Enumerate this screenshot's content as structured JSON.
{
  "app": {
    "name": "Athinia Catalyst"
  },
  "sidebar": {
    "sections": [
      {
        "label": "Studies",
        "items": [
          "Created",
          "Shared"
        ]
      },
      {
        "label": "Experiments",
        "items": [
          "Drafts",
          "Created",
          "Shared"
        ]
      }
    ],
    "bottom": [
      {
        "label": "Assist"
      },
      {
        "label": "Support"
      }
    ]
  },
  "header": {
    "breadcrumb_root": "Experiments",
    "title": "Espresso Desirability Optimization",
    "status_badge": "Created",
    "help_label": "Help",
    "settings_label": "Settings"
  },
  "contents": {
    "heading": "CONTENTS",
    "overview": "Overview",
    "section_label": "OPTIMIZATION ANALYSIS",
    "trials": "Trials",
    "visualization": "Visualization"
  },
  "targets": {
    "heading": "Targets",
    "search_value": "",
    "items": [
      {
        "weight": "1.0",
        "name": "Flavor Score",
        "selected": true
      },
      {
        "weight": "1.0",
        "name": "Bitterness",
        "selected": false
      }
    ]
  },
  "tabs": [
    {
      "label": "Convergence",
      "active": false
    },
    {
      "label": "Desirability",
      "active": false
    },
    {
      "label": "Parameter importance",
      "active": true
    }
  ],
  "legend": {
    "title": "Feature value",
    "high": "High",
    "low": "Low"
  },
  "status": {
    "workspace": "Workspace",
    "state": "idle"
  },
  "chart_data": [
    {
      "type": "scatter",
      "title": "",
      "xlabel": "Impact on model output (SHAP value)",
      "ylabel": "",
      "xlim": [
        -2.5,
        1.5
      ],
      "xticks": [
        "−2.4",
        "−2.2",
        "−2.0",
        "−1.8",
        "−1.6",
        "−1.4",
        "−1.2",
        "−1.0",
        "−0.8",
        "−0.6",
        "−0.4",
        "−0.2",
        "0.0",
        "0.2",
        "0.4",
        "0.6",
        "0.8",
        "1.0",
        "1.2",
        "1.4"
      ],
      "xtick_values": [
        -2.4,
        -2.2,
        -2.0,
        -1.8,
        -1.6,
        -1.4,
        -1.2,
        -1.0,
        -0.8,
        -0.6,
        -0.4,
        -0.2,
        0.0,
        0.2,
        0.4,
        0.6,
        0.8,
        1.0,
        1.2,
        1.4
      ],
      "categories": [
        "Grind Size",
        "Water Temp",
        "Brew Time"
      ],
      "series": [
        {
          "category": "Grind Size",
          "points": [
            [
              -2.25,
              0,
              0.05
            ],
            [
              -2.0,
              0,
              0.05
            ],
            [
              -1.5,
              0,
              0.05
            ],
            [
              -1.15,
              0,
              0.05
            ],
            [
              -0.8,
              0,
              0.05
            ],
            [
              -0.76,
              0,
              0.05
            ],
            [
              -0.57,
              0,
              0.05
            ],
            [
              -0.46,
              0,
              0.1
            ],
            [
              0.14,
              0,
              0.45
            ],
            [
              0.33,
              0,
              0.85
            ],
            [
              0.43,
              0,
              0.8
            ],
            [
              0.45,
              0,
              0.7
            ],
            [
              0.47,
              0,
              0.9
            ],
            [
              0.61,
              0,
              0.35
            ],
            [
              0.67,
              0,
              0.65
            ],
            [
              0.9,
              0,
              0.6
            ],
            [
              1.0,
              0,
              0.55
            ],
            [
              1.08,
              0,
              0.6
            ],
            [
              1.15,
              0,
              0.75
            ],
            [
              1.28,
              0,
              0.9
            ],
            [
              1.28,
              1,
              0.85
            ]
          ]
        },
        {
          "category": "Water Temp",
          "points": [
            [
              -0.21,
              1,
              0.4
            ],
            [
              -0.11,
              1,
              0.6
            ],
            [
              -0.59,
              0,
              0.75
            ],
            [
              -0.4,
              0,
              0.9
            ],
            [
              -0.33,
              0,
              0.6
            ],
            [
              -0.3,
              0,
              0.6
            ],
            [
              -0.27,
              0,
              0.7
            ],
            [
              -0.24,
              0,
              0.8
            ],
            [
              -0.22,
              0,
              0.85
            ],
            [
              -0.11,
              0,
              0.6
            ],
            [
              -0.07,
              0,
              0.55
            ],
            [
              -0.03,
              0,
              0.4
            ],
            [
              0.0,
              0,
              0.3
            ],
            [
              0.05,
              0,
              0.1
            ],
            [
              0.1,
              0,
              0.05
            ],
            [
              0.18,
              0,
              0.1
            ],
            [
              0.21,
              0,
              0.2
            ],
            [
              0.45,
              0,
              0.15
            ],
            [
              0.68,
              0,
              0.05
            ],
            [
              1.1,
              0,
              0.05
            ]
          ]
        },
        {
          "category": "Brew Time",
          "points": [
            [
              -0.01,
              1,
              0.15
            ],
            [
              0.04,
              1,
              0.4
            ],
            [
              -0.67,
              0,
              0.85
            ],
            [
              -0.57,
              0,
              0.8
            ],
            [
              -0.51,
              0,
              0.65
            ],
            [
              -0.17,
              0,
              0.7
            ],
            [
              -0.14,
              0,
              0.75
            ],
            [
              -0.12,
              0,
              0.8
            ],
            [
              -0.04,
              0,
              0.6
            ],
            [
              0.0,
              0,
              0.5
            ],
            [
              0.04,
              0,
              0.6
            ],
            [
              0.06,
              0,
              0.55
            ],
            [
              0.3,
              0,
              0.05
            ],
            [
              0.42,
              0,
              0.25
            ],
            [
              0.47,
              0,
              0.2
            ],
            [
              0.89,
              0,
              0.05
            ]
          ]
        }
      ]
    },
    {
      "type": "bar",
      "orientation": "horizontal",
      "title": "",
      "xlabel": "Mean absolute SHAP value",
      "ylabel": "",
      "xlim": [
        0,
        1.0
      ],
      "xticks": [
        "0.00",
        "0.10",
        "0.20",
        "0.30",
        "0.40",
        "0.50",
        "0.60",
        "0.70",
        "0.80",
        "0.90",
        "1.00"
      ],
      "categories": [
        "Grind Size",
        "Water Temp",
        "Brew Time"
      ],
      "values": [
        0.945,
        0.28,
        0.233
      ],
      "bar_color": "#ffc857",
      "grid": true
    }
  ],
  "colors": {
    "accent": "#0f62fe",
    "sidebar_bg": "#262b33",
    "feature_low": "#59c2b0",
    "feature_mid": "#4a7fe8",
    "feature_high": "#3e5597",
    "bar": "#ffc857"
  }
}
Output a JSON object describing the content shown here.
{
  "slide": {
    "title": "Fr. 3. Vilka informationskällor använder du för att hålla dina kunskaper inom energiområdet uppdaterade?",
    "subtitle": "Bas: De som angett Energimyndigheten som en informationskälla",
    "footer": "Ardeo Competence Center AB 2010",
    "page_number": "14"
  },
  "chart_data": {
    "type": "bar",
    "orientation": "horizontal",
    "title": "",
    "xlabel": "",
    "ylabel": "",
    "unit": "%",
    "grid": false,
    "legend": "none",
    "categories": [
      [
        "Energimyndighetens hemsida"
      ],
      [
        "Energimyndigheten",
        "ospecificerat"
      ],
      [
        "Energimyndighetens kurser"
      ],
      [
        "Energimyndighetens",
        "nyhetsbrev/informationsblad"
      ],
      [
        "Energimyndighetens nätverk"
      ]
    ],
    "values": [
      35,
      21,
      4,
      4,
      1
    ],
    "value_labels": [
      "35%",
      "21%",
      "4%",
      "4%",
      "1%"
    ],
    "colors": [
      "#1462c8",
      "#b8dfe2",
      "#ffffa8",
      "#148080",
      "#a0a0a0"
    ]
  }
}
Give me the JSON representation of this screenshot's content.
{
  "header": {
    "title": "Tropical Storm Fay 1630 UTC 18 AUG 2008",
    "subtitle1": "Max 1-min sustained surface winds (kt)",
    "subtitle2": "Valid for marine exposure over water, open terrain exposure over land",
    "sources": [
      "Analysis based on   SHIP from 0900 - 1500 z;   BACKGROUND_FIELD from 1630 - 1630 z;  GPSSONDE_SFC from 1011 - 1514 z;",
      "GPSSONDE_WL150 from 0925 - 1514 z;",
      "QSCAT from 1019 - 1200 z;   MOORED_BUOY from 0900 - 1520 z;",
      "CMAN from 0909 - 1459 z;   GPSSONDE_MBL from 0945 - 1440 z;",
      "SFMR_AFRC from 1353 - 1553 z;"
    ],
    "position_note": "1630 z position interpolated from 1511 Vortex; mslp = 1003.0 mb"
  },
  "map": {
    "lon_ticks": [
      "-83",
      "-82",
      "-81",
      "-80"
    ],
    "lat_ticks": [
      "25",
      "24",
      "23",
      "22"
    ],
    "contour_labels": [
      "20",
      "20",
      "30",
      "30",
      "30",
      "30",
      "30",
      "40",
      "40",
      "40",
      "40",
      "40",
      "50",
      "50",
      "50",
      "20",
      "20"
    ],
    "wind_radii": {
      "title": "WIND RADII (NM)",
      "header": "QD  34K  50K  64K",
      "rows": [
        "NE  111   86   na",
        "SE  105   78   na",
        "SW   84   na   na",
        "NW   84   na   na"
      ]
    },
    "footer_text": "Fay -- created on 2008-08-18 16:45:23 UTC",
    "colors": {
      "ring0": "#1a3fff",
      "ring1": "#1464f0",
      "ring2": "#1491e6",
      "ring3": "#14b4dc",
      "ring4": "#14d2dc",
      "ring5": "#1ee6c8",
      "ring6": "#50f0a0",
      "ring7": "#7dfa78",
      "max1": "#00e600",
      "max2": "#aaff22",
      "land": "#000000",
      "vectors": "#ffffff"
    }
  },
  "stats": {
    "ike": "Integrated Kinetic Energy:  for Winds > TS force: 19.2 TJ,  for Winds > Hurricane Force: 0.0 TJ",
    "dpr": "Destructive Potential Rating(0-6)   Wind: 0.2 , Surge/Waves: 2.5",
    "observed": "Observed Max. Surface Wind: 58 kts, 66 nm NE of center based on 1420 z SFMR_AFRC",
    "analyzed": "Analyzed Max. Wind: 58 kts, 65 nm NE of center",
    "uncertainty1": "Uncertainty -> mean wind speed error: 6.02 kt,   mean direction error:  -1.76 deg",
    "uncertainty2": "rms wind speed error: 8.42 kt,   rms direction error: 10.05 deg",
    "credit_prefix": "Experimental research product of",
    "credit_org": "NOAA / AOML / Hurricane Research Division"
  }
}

━━━━━━━━

Copy out each line in the listing that has the word "direction".

### Result
    "uncertainty1": "Uncertainty -> mean wind speed error: 6.02 kt,   mean direction error:  -1.76 deg",
    "uncertainty2": "rms wind speed error: 8.42 kt,   rms direction error: 10.05 deg",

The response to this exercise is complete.